Collected data entries
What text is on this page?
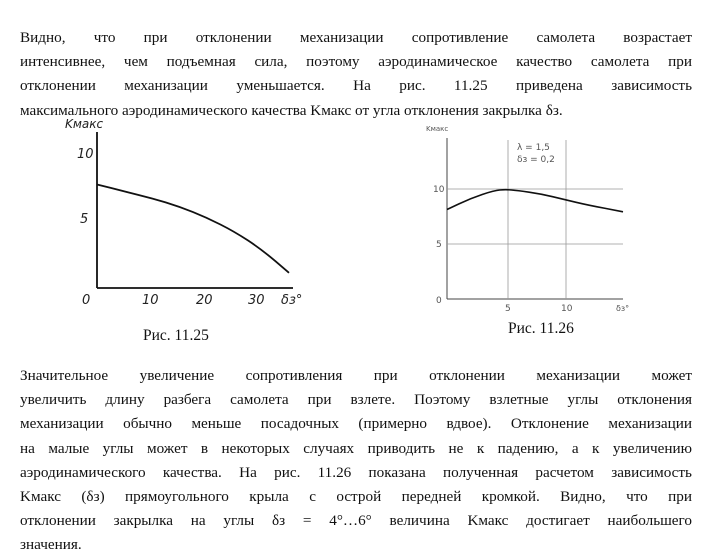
Видно, что при отклонении механизации сопротивление самолета возрастает
интенсивнее, чем подъемная сила, поэтому аэродинамическое качество самолета при
отклонении механизации уменьшается. На рис. 11.25 приведена зависимость
максимального аэродинамического качества Kмакс от угла отклонения закрылка δз.
Kмакс
10
5
0	10	20	30 δз°
Kмакс
10
5
0
5	10	δз°
λ = 1,5
δз = 0,2
Рис. 11.25	Рис. 11.26
Значительное увеличение сопротивления при отклонении механизации может
увеличить длину разбега самолета при взлете. Поэтому взлетные углы отклонения
механизации обычно меньше посадочных (примерно вдвое). Отклонение механизации
на малые углы может в некоторых случаях приводить не к падению, а к увеличению
аэродинамического качества. На рис. 11.26 показана полученная расчетом зависимость
Kмакс (δз) прямоугольного крыла с острой передней кромкой. Видно, что при
отклонении закрылка на углы δз = 4°…6° величина Kмакс достигает наибольшего
значения.
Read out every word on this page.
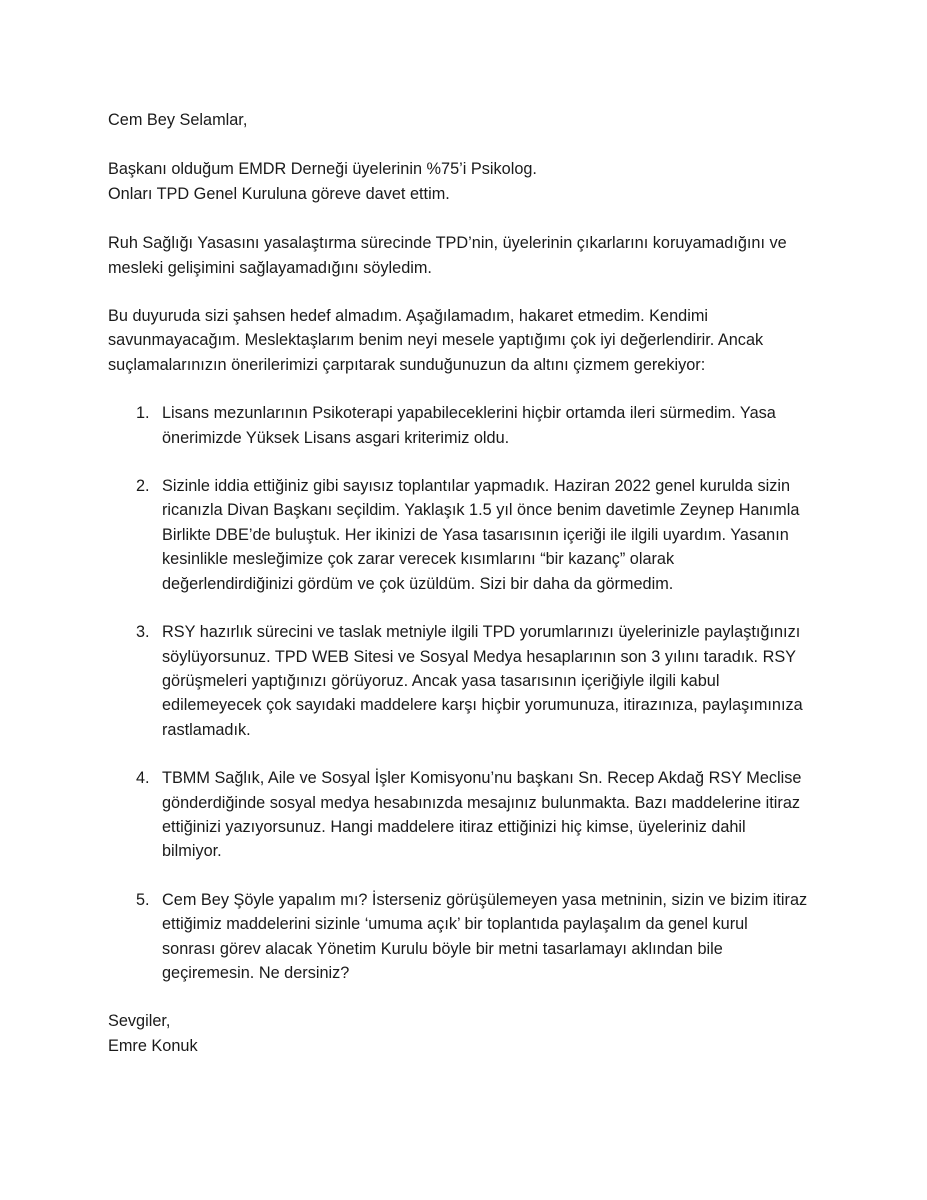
Cem Bey Selamlar,

Başkanı olduğum EMDR Derneği üyelerinin %75’i Psikolog.
Onları TPD Genel Kuruluna göreve davet ettim.

Ruh Sağlığı Yasasını yasalaştırma sürecinde TPD’nin, üyelerinin çıkarlarını koruyamadığını ve
mesleki gelişimini sağlayamadığını söyledim.

Bu duyuruda sizi şahsen hedef almadım. Aşağılamadım, hakaret etmedim. Kendimi
savunmayacağım. Meslektaşlarım benim neyi mesele yaptığımı çok iyi değerlendirir. Ancak
suçlamalarınızın önerilerimizi çarpıtarak sunduğunuzun da altını çizmem gerekiyor:

1. Lisans mezunlarının Psikoterapi yapabileceklerini hiçbir ortamda ileri sürmedim. Yasa
önerimizde Yüksek Lisans asgari kriterimiz oldu.
2. Sizinle iddia ettiğiniz gibi sayısız toplantılar yapmadık. Haziran 2022 genel kurulda sizin
ricanızla Divan Başkanı seçildim. Yaklaşık 1.5 yıl önce benim davetimle Zeynep Hanımla
Birlikte DBE’de buluştuk. Her ikinizi de Yasa tasarısının içeriği ile ilgili uyardım. Yasanın
kesinlikle mesleğimize çok zarar verecek kısımlarını “bir kazanç” olarak
değerlendirdiğinizi gördüm ve çok üzüldüm. Sizi bir daha da görmedim.
3. RSY hazırlık sürecini ve taslak metniyle ilgili TPD yorumlarınızı üyelerinizle paylaştığınızı
söylüyorsunuz. TPD WEB Sitesi ve Sosyal Medya hesaplarının son 3 yılını taradık. RSY
görüşmeleri yaptığınızı görüyoruz. Ancak yasa tasarısının içeriğiyle ilgili kabul
edilemeyecek çok sayıdaki maddelere karşı hiçbir yorumunuza, itirazınıza, paylaşımınıza
rastlamadık.
4. TBMM Sağlık, Aile ve Sosyal İşler Komisyonu’nu başkanı Sn. Recep Akdağ RSY Meclise
gönderdiğinde sosyal medya hesabınızda mesajınız bulunmakta. Bazı maddelerine itiraz
ettiğinizi yazıyorsunuz. Hangi maddelere itiraz ettiğinizi hiç kimse, üyeleriniz dahil
bilmiyor.
5. Cem Bey Şöyle yapalım mı? İsterseniz görüşülemeyen yasa metninin, sizin ve bizim itiraz
ettiğimiz maddelerini sizinle ‘umuma açık’ bir toplantıda paylaşalım da genel kurul
sonrası görev alacak Yönetim Kurulu böyle bir metni tasarlamayı aklından bile
geçiremesin. Ne dersiniz?

Sevgiler,
Emre Konuk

◆ Exercise description
Restate the listing above word for word, and skip the pictures.

◆ Exercise output
What text is on this page?
Видно, что при отклонении механизации сопротивление самолета возрастает
интенсивнее, чем подъемная сила, поэтому аэродинамическое качество самолета при
отклонении механизации уменьшается. На рис. 11.25 приведена зависимость
максимального аэродинамического качества Kмакс от угла отклонения закрылка δз.
Kмакс
10
5
0	10	20	30 δз°
Kмакс
10
5
0
5	10	δз°
λ = 1,5
δз = 0,2
Рис. 11.25	Рис. 11.26
Значительное увеличение сопротивления при отклонении механизации может
увеличить длину разбега самолета при взлете. Поэтому взлетные углы отклонения
механизации обычно меньше посадочных (примерно вдвое). Отклонение механизации
на малые углы может в некоторых случаях приводить не к падению, а к увеличению
аэродинамического качества. На рис. 11.26 показана полученная расчетом зависимость
Kмакс (δз) прямоугольного крыла с острой передней кромкой. Видно, что при
отклонении закрылка на углы δз = 4°…6° величина Kмакс достигает наибольшего
значения.
Read out every word on this page.
Cem Bey Selamlar,

Başkanı olduğum EMDR Derneği üyelerinin %75’i Psikolog.
Onları TPD Genel Kuruluna göreve davet ettim.

Ruh Sağlığı Yasasını yasalaştırma sürecinde TPD’nin, üyelerinin çıkarlarını koruyamadığını ve
mesleki gelişimini sağlayamadığını söyledim.

Bu duyuruda sizi şahsen hedef almadım. Aşağılamadım, hakaret etmedim. Kendimi
savunmayacağım. Meslektaşlarım benim neyi mesele yaptığımı çok iyi değerlendirir. Ancak
suçlamalarınızın önerilerimizi çarpıtarak sunduğunuzun da altını çizmem gerekiyor:

1. Lisans mezunlarının Psikoterapi yapabileceklerini hiçbir ortamda ileri sürmedim. Yasa
önerimizde Yüksek Lisans asgari kriterimiz oldu.
2. Sizinle iddia ettiğiniz gibi sayısız toplantılar yapmadık. Haziran 2022 genel kurulda sizin
ricanızla Divan Başkanı seçildim. Yaklaşık 1.5 yıl önce benim davetimle Zeynep Hanımla
Birlikte DBE’de buluştuk. Her ikinizi de Yasa tasarısının içeriği ile ilgili uyardım. Yasanın
kesinlikle mesleğimize çok zarar verecek kısımlarını “bir kazanç” olarak
değerlendirdiğinizi gördüm ve çok üzüldüm. Sizi bir daha da görmedim.
3. RSY hazırlık sürecini ve taslak metniyle ilgili TPD yorumlarınızı üyelerinizle paylaştığınızı
söylüyorsunuz. TPD WEB Sitesi ve Sosyal Medya hesaplarının son 3 yılını taradık. RSY
görüşmeleri yaptığınızı görüyoruz. Ancak yasa tasarısının içeriğiyle ilgili kabul
edilemeyecek çok sayıdaki maddelere karşı hiçbir yorumunuza, itirazınıza, paylaşımınıza
rastlamadık.
4. TBMM Sağlık, Aile ve Sosyal İşler Komisyonu’nu başkanı Sn. Recep Akdağ RSY Meclise
gönderdiğinde sosyal medya hesabınızda mesajınız bulunmakta. Bazı maddelerine itiraz
ettiğinizi yazıyorsunuz. Hangi maddelere itiraz ettiğinizi hiç kimse, üyeleriniz dahil
bilmiyor.
5. Cem Bey Şöyle yapalım mı? İsterseniz görüşülemeyen yasa metninin, sizin ve bizim itiraz
ettiğimiz maddelerini sizinle ‘umuma açık’ bir toplantıda paylaşalım da genel kurul
sonrası görev alacak Yönetim Kurulu böyle bir metni tasarlamayı aklından bile
geçiremesin. Ne dersiniz?

Sevgiler,
Emre Konuk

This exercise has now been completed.